-- GIVEN TASK --
Write the material out again exactly as it stands.

BEGIN MATERIAL FOR THIS EXERCISE

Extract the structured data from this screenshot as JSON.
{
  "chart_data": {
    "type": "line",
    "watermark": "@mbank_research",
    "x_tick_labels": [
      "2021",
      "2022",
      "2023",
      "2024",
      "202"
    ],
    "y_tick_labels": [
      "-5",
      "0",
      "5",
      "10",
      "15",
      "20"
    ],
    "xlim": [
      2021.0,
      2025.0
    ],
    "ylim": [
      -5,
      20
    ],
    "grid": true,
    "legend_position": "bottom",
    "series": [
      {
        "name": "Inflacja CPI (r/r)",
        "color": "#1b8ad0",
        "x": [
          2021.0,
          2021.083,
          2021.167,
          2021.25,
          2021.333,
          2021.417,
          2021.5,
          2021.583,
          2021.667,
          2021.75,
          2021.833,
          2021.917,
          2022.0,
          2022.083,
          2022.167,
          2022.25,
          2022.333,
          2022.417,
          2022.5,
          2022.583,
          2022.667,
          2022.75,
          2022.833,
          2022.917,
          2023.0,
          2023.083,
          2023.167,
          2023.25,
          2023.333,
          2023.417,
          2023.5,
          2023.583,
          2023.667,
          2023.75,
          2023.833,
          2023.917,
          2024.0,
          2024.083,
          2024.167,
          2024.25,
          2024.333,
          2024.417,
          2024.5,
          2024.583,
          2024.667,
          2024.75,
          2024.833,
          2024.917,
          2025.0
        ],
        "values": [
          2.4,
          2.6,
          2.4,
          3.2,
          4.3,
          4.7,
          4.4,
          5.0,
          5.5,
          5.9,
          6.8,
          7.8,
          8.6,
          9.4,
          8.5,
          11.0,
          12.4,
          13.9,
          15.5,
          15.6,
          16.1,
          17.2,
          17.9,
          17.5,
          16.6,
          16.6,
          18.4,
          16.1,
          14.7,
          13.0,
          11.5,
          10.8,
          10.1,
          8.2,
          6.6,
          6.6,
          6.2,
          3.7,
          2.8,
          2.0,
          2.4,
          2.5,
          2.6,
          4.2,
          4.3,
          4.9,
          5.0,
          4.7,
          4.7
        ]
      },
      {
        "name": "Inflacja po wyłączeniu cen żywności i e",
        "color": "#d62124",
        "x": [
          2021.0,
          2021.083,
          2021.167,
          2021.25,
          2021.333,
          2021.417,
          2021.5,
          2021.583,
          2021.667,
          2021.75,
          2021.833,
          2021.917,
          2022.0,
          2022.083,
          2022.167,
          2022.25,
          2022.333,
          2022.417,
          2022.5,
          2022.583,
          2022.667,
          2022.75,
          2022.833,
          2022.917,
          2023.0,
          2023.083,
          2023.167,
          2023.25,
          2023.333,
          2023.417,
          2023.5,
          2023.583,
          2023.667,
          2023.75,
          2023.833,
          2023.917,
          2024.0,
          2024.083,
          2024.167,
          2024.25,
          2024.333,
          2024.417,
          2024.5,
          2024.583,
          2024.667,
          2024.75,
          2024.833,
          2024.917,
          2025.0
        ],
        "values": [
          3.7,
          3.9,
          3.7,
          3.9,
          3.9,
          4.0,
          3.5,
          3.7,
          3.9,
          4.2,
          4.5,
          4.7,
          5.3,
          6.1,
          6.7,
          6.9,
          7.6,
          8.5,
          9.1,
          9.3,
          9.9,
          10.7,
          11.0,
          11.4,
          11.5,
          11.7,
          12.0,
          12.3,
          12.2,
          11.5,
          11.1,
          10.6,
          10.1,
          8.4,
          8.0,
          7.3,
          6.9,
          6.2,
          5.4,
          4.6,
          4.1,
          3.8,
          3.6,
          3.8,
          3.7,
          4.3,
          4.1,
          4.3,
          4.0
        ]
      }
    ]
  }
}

END MATERIAL FOR THIS EXERCISE

-- WRITTEN ANSWER --
Extract the structured data from this screenshot as JSON.
{
  "chart_data": {
    "type": "line",
    "watermark": "@mbank_research",
    "x_tick_labels": [
      "2021",
      "2022",
      "2023",
      "2024",
      "202"
    ],
    "y_tick_labels": [
      "-5",
      "0",
      "5",
      "10",
      "15",
      "20"
    ],
    "xlim": [
      2021.0,
      2025.0
    ],
    "ylim": [
      -5,
      20
    ],
    "grid": true,
    "legend_position": "bottom",
    "series": [
      {
        "name": "Inflacja CPI (r/r)",
        "color": "#1b8ad0",
        "x": [
          2021.0,
          2021.083,
          2021.167,
          2021.25,
          2021.333,
          2021.417,
          2021.5,
          2021.583,
          2021.667,
          2021.75,
          2021.833,
          2021.917,
          2022.0,
          2022.083,
          2022.167,
          2022.25,
          2022.333,
          2022.417,
          2022.5,
          2022.583,
          2022.667,
          2022.75,
          2022.833,
          2022.917,
          2023.0,
          2023.083,
          2023.167,
          2023.25,
          2023.333,
          2023.417,
          2023.5,
          2023.583,
          2023.667,
          2023.75,
          2023.833,
          2023.917,
          2024.0,
          2024.083,
          2024.167,
          2024.25,
          2024.333,
          2024.417,
          2024.5,
          2024.583,
          2024.667,
          2024.75,
          2024.833,
          2024.917,
          2025.0
        ],
        "values": [
          2.4,
          2.6,
          2.4,
          3.2,
          4.3,
          4.7,
          4.4,
          5.0,
          5.5,
          5.9,
          6.8,
          7.8,
          8.6,
          9.4,
          8.5,
          11.0,
          12.4,
          13.9,
          15.5,
          15.6,
          16.1,
          17.2,
          17.9,
          17.5,
          16.6,
          16.6,
          18.4,
          16.1,
          14.7,
          13.0,
          11.5,
          10.8,
          10.1,
          8.2,
          6.6,
          6.6,
          6.2,
          3.7,
          2.8,
          2.0,
          2.4,
          2.5,
          2.6,
          4.2,
          4.3,
          4.9,
          5.0,
          4.7,
          4.7
        ]
      },
      {
        "name": "Inflacja po wyłączeniu cen żywności i e",
        "color": "#d62124",
        "x": [
          2021.0,
          2021.083,
          2021.167,
          2021.25,
          2021.333,
          2021.417,
          2021.5,
          2021.583,
          2021.667,
          2021.75,
          2021.833,
          2021.917,
          2022.0,
          2022.083,
          2022.167,
          2022.25,
          2022.333,
          2022.417,
          2022.5,
          2022.583,
          2022.667,
          2022.75,
          2022.833,
          2022.917,
          2023.0,
          2023.083,
          2023.167,
          2023.25,
          2023.333,
          2023.417,
          2023.5,
          2023.583,
          2023.667,
          2023.75,
          2023.833,
          2023.917,
          2024.0,
          2024.083,
          2024.167,
          2024.25,
          2024.333,
          2024.417,
          2024.5,
          2024.583,
          2024.667,
          2024.75,
          2024.833,
          2024.917,
          2025.0
        ],
        "values": [
          3.7,
          3.9,
          3.7,
          3.9,
          3.9,
          4.0,
          3.5,
          3.7,
          3.9,
          4.2,
          4.5,
          4.7,
          5.3,
          6.1,
          6.7,
          6.9,
          7.6,
          8.5,
          9.1,
          9.3,
          9.9,
          10.7,
          11.0,
          11.4,
          11.5,
          11.7,
          12.0,
          12.3,
          12.2,
          11.5,
          11.1,
          10.6,
          10.1,
          8.4,
          8.0,
          7.3,
          6.9,
          6.2,
          5.4,
          4.6,
          4.1,
          3.8,
          3.6,
          3.8,
          3.7,
          4.3,
          4.1,
          4.3,
          4.0
        ]
      }
    ]
  }
}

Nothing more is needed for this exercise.